Written problem:
Your task is to reproduce the entries below word for word.

═════ Data records

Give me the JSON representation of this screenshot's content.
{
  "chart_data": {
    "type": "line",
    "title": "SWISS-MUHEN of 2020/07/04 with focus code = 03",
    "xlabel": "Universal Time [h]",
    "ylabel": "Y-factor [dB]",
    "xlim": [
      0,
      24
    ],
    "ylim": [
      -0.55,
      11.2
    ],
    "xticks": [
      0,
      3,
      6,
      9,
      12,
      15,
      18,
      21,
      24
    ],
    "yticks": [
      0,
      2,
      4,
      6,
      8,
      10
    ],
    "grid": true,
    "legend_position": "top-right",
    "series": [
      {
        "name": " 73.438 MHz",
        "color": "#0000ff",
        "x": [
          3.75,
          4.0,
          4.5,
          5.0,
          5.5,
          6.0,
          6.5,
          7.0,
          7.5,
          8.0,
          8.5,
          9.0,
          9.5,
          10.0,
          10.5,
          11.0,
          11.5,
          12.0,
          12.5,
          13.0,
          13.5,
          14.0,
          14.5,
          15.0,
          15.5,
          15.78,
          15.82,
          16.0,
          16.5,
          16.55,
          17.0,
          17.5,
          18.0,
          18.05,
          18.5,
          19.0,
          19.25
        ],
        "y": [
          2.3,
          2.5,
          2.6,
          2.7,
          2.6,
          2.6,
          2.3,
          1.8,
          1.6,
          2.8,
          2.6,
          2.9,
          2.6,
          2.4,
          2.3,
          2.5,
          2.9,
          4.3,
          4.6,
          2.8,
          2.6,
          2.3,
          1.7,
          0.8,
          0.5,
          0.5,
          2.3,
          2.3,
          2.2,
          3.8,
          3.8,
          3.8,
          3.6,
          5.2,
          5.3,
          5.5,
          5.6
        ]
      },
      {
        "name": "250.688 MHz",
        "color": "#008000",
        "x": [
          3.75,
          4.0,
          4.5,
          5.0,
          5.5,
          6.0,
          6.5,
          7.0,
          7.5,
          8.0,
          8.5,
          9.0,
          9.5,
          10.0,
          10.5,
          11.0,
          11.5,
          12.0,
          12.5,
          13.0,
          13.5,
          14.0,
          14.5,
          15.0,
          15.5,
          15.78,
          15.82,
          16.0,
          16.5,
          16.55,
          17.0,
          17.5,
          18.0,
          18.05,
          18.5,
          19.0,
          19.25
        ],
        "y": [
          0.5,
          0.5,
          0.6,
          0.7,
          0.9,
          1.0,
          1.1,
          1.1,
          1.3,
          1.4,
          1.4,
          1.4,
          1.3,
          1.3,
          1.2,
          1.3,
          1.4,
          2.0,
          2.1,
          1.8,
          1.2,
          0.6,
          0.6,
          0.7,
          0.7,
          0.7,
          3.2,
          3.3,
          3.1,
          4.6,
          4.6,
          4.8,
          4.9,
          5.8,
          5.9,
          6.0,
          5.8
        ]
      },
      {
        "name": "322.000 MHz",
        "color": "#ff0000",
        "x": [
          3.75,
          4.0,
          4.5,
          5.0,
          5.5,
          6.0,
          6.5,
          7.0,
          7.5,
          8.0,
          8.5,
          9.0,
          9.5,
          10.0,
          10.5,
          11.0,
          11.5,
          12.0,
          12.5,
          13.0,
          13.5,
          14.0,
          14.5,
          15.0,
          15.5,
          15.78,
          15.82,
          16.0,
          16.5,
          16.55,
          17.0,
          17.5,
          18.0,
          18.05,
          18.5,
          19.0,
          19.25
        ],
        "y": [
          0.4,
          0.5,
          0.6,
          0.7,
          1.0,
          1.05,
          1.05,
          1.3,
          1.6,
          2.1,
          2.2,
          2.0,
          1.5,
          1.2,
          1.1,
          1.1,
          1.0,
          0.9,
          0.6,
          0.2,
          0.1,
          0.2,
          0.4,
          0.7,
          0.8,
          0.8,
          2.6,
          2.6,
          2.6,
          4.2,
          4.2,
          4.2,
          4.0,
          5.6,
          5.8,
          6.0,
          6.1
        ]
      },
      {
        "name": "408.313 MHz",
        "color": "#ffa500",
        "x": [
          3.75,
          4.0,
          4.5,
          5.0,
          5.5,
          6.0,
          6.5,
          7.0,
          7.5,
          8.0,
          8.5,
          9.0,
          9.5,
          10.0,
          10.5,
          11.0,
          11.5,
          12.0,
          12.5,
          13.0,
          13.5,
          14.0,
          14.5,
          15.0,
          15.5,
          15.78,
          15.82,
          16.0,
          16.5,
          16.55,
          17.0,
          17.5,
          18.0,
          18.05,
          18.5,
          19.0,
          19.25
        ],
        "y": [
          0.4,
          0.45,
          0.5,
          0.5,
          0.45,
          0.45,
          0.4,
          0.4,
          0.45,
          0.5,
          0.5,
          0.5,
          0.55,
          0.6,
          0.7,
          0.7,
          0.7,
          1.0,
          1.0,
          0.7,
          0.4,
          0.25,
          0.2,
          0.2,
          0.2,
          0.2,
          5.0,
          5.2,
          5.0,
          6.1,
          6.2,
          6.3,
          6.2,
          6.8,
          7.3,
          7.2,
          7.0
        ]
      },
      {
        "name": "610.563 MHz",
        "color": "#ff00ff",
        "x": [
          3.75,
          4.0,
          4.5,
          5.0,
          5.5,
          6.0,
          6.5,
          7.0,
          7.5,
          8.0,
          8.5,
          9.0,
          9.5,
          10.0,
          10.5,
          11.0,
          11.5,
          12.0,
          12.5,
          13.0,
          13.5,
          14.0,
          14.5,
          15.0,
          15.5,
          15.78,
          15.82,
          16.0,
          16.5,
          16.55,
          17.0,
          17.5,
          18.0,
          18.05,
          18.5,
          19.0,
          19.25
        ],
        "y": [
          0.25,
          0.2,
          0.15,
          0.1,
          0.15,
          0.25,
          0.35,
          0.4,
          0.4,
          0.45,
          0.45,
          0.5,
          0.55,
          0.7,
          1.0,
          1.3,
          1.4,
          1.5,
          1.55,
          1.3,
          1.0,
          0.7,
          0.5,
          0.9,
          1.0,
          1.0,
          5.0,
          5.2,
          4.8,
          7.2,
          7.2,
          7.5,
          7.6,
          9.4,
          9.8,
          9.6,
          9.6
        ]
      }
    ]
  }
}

══════════

Correct answer:
Give me the JSON representation of this screenshot's content.
{
  "chart_data": {
    "type": "line",
    "title": "SWISS-MUHEN of 2020/07/04 with focus code = 03",
    "xlabel": "Universal Time [h]",
    "ylabel": "Y-factor [dB]",
    "xlim": [
      0,
      24
    ],
    "ylim": [
      -0.55,
      11.2
    ],
    "xticks": [
      0,
      3,
      6,
      9,
      12,
      15,
      18,
      21,
      24
    ],
    "yticks": [
      0,
      2,
      4,
      6,
      8,
      10
    ],
    "grid": true,
    "legend_position": "top-right",
    "series": [
      {
        "name": " 73.438 MHz",
        "color": "#0000ff",
        "x": [
          3.75,
          4.0,
          4.5,
          5.0,
          5.5,
          6.0,
          6.5,
          7.0,
          7.5,
          8.0,
          8.5,
          9.0,
          9.5,
          10.0,
          10.5,
          11.0,
          11.5,
          12.0,
          12.5,
          13.0,
          13.5,
          14.0,
          14.5,
          15.0,
          15.5,
          15.78,
          15.82,
          16.0,
          16.5,
          16.55,
          17.0,
          17.5,
          18.0,
          18.05,
          18.5,
          19.0,
          19.25
        ],
        "y": [
          2.3,
          2.5,
          2.6,
          2.7,
          2.6,
          2.6,
          2.3,
          1.8,
          1.6,
          2.8,
          2.6,
          2.9,
          2.6,
          2.4,
          2.3,
          2.5,
          2.9,
          4.3,
          4.6,
          2.8,
          2.6,
          2.3,
          1.7,
          0.8,
          0.5,
          0.5,
          2.3,
          2.3,
          2.2,
          3.8,
          3.8,
          3.8,
          3.6,
          5.2,
          5.3,
          5.5,
          5.6
        ]
      },
      {
        "name": "250.688 MHz",
        "color": "#008000",
        "x": [
          3.75,
          4.0,
          4.5,
          5.0,
          5.5,
          6.0,
          6.5,
          7.0,
          7.5,
          8.0,
          8.5,
          9.0,
          9.5,
          10.0,
          10.5,
          11.0,
          11.5,
          12.0,
          12.5,
          13.0,
          13.5,
          14.0,
          14.5,
          15.0,
          15.5,
          15.78,
          15.82,
          16.0,
          16.5,
          16.55,
          17.0,
          17.5,
          18.0,
          18.05,
          18.5,
          19.0,
          19.25
        ],
        "y": [
          0.5,
          0.5,
          0.6,
          0.7,
          0.9,
          1.0,
          1.1,
          1.1,
          1.3,
          1.4,
          1.4,
          1.4,
          1.3,
          1.3,
          1.2,
          1.3,
          1.4,
          2.0,
          2.1,
          1.8,
          1.2,
          0.6,
          0.6,
          0.7,
          0.7,
          0.7,
          3.2,
          3.3,
          3.1,
          4.6,
          4.6,
          4.8,
          4.9,
          5.8,
          5.9,
          6.0,
          5.8
        ]
      },
      {
        "name": "322.000 MHz",
        "color": "#ff0000",
        "x": [
          3.75,
          4.0,
          4.5,
          5.0,
          5.5,
          6.0,
          6.5,
          7.0,
          7.5,
          8.0,
          8.5,
          9.0,
          9.5,
          10.0,
          10.5,
          11.0,
          11.5,
          12.0,
          12.5,
          13.0,
          13.5,
          14.0,
          14.5,
          15.0,
          15.5,
          15.78,
          15.82,
          16.0,
          16.5,
          16.55,
          17.0,
          17.5,
          18.0,
          18.05,
          18.5,
          19.0,
          19.25
        ],
        "y": [
          0.4,
          0.5,
          0.6,
          0.7,
          1.0,
          1.05,
          1.05,
          1.3,
          1.6,
          2.1,
          2.2,
          2.0,
          1.5,
          1.2,
          1.1,
          1.1,
          1.0,
          0.9,
          0.6,
          0.2,
          0.1,
          0.2,
          0.4,
          0.7,
          0.8,
          0.8,
          2.6,
          2.6,
          2.6,
          4.2,
          4.2,
          4.2,
          4.0,
          5.6,
          5.8,
          6.0,
          6.1
        ]
      },
      {
        "name": "408.313 MHz",
        "color": "#ffa500",
        "x": [
          3.75,
          4.0,
          4.5,
          5.0,
          5.5,
          6.0,
          6.5,
          7.0,
          7.5,
          8.0,
          8.5,
          9.0,
          9.5,
          10.0,
          10.5,
          11.0,
          11.5,
          12.0,
          12.5,
          13.0,
          13.5,
          14.0,
          14.5,
          15.0,
          15.5,
          15.78,
          15.82,
          16.0,
          16.5,
          16.55,
          17.0,
          17.5,
          18.0,
          18.05,
          18.5,
          19.0,
          19.25
        ],
        "y": [
          0.4,
          0.45,
          0.5,
          0.5,
          0.45,
          0.45,
          0.4,
          0.4,
          0.45,
          0.5,
          0.5,
          0.5,
          0.55,
          0.6,
          0.7,
          0.7,
          0.7,
          1.0,
          1.0,
          0.7,
          0.4,
          0.25,
          0.2,
          0.2,
          0.2,
          0.2,
          5.0,
          5.2,
          5.0,
          6.1,
          6.2,
          6.3,
          6.2,
          6.8,
          7.3,
          7.2,
          7.0
        ]
      },
      {
        "name": "610.563 MHz",
        "color": "#ff00ff",
        "x": [
          3.75,
          4.0,
          4.5,
          5.0,
          5.5,
          6.0,
          6.5,
          7.0,
          7.5,
          8.0,
          8.5,
          9.0,
          9.5,
          10.0,
          10.5,
          11.0,
          11.5,
          12.0,
          12.5,
          13.0,
          13.5,
          14.0,
          14.5,
          15.0,
          15.5,
          15.78,
          15.82,
          16.0,
          16.5,
          16.55,
          17.0,
          17.5,
          18.0,
          18.05,
          18.5,
          19.0,
          19.25
        ],
        "y": [
          0.25,
          0.2,
          0.15,
          0.1,
          0.15,
          0.25,
          0.35,
          0.4,
          0.4,
          0.45,
          0.45,
          0.5,
          0.55,
          0.7,
          1.0,
          1.3,
          1.4,
          1.5,
          1.55,
          1.3,
          1.0,
          0.7,
          0.5,
          0.9,
          1.0,
          1.0,
          5.0,
          5.2,
          4.8,
          7.2,
          7.2,
          7.5,
          7.6,
          9.4,
          9.8,
          9.6,
          9.6
        ]
      }
    ]
  }
}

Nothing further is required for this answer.